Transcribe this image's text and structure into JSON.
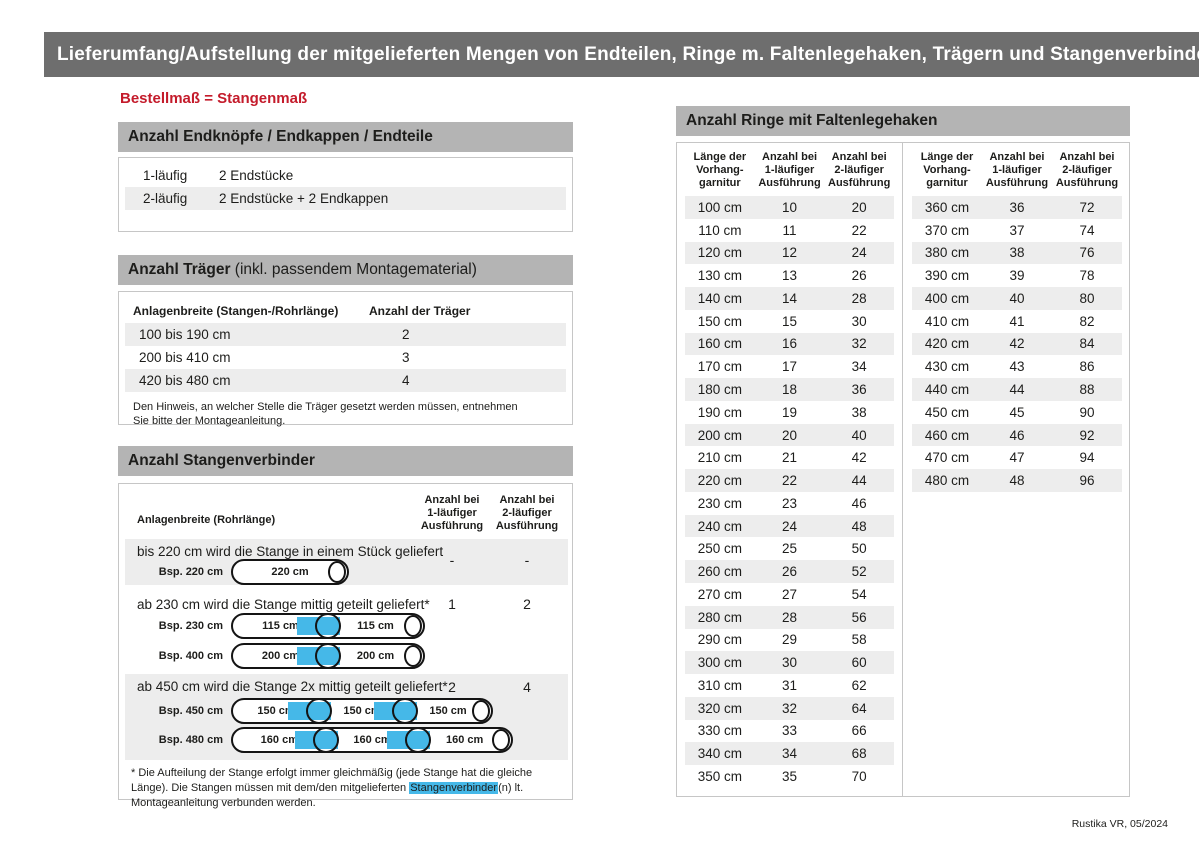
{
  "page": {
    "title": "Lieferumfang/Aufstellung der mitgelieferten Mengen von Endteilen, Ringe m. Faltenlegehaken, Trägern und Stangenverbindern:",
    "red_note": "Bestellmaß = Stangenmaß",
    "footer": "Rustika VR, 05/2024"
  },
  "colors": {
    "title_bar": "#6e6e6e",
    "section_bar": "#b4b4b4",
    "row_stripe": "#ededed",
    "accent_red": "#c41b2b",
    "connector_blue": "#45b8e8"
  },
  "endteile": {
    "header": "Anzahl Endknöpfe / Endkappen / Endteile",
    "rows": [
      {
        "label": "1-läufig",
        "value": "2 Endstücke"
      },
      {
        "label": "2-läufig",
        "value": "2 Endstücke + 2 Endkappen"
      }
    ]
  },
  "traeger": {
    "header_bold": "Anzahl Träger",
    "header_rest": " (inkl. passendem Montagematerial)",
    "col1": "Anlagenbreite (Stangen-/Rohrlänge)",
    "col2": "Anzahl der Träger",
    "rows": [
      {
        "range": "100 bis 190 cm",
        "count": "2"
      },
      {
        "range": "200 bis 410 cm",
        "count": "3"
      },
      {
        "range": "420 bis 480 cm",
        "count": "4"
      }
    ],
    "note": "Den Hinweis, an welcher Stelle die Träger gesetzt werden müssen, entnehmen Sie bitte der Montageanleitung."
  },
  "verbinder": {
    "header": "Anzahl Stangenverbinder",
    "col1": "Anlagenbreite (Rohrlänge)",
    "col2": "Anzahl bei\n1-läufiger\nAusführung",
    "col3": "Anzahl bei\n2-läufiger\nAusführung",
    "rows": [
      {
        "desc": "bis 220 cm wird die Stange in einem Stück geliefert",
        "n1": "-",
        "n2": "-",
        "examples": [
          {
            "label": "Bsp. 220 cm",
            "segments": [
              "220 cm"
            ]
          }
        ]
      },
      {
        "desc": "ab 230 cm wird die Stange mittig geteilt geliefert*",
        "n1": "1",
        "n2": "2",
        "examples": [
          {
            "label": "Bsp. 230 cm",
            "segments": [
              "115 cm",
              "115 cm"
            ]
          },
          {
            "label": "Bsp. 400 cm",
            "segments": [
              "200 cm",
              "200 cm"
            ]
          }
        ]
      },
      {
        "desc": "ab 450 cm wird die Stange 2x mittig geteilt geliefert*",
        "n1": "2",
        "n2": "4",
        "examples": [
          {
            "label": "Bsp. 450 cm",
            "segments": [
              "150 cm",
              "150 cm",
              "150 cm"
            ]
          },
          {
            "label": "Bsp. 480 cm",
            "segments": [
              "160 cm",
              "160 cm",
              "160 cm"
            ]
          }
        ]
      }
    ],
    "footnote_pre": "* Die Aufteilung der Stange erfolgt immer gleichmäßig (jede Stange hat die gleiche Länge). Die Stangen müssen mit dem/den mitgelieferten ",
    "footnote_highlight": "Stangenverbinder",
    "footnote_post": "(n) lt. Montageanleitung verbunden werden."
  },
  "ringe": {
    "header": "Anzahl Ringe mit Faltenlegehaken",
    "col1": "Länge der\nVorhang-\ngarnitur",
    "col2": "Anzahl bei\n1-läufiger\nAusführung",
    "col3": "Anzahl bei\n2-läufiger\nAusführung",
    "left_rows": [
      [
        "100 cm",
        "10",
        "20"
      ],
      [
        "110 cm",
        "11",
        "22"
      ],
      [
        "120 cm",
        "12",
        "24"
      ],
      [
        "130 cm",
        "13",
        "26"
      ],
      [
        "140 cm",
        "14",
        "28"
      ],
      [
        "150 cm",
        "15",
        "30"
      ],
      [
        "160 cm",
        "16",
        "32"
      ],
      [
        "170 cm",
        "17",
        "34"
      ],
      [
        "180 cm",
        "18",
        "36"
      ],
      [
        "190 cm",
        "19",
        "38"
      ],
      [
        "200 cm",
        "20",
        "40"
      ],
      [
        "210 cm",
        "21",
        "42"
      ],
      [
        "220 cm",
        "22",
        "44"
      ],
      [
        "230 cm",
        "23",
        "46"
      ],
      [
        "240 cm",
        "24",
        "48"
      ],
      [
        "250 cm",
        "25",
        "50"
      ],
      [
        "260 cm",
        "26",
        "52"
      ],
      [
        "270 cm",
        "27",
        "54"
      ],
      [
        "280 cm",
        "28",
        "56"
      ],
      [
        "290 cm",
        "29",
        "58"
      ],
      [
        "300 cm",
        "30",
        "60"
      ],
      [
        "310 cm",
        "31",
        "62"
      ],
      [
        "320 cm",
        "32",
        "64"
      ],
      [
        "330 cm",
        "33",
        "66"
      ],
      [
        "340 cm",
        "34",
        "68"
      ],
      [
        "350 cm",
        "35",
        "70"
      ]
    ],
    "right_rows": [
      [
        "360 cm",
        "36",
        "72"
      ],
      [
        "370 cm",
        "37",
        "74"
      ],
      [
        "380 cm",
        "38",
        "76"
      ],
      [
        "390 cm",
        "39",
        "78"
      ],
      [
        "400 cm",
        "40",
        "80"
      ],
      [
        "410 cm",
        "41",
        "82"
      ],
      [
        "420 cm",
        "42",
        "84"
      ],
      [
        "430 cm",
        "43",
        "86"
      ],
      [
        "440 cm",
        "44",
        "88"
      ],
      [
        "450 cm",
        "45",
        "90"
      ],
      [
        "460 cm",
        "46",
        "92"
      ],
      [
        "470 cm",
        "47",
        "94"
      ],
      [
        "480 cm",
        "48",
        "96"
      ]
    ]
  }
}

━━━━━━━━━━━━━━━━━━━━

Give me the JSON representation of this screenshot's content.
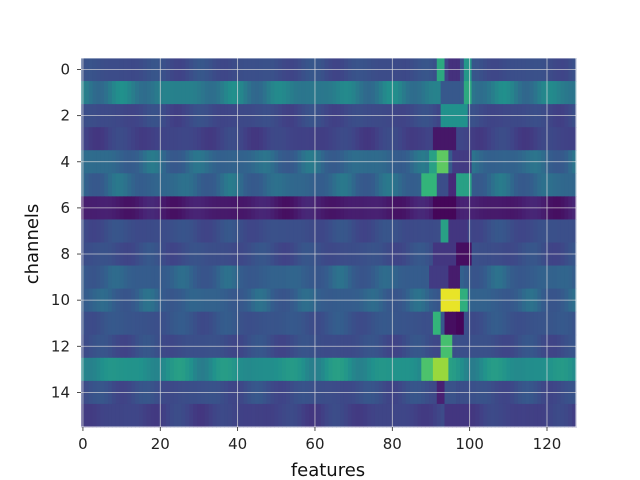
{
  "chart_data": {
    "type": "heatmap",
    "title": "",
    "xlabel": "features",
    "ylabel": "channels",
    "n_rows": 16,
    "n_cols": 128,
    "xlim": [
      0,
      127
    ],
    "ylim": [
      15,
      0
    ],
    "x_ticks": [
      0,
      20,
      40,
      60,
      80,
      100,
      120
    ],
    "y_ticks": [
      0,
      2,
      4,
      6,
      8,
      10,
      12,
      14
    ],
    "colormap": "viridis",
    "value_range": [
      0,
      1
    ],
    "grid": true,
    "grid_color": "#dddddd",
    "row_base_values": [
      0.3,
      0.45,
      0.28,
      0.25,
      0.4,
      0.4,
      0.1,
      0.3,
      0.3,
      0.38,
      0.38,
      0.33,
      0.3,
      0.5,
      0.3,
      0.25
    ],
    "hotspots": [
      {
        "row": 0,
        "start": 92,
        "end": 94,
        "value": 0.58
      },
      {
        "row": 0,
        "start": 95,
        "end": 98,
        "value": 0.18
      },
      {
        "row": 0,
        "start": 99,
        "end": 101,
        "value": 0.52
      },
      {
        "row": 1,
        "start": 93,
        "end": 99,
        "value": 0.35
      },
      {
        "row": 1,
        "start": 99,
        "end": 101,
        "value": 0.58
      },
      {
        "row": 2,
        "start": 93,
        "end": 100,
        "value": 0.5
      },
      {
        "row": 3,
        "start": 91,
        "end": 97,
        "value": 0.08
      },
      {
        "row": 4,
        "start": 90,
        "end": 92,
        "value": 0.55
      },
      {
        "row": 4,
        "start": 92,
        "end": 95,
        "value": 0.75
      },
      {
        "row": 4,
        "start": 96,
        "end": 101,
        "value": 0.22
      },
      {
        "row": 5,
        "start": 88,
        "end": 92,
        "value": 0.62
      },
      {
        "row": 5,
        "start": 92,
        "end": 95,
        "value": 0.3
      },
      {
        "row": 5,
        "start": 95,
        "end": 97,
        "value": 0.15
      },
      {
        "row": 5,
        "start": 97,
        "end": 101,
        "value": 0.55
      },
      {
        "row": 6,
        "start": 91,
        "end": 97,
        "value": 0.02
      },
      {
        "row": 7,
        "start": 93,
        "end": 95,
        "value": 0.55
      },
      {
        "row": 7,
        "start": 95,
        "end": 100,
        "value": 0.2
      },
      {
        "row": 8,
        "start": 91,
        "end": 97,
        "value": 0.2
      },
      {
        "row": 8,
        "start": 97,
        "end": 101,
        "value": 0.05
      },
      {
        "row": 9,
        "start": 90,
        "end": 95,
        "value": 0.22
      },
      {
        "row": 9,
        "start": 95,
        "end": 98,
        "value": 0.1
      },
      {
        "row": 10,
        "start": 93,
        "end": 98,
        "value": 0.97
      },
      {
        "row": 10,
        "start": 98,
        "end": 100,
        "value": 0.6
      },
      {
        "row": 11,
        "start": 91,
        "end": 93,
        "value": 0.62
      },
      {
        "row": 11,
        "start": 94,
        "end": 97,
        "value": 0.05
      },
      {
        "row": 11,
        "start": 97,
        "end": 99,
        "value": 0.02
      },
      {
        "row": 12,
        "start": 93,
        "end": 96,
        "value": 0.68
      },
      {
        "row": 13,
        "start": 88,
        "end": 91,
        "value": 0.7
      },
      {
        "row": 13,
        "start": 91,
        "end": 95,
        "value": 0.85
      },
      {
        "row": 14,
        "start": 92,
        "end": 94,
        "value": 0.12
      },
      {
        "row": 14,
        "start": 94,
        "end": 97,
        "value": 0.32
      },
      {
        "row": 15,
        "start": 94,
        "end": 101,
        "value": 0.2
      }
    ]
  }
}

━━━━━━━━━━━━━━━━━━━━

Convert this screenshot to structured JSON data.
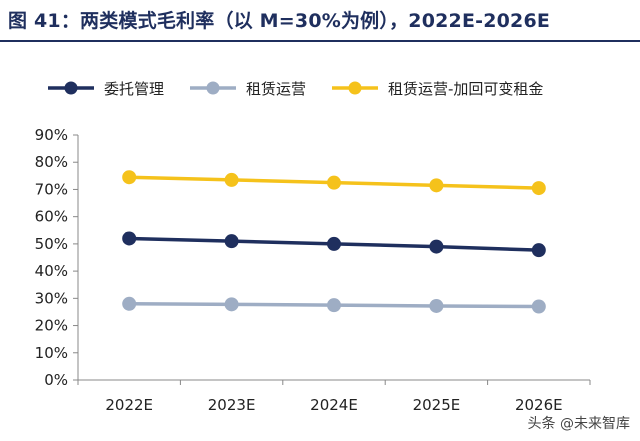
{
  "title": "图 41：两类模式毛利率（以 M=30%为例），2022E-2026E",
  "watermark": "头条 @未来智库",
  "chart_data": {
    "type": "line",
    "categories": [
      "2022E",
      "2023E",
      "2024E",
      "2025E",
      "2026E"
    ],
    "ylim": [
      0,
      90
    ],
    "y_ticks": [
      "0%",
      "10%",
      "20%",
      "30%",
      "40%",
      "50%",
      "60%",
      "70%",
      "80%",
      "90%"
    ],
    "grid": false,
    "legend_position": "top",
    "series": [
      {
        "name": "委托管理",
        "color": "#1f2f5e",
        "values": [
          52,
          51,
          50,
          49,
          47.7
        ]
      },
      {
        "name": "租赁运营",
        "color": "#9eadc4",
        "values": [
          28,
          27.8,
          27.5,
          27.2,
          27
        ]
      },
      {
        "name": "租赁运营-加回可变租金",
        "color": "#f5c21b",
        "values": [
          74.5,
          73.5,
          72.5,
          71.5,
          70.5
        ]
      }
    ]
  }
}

━━━━━━━━━━━━━━━━━━━━

■ DIRECTIONS
Each line with the string "Faltenlegehaken" in it needs to be found and copied.

■ THE SOLUTION
    "title": "Lieferumfang/Aufstellung der mitgelieferten Mengen von Endteilen, Ringe m. Faltenlegehaken, Trägern und Stangenverbindern:",
    "header": "Anzahl Ringe mit Faltenlegehaken",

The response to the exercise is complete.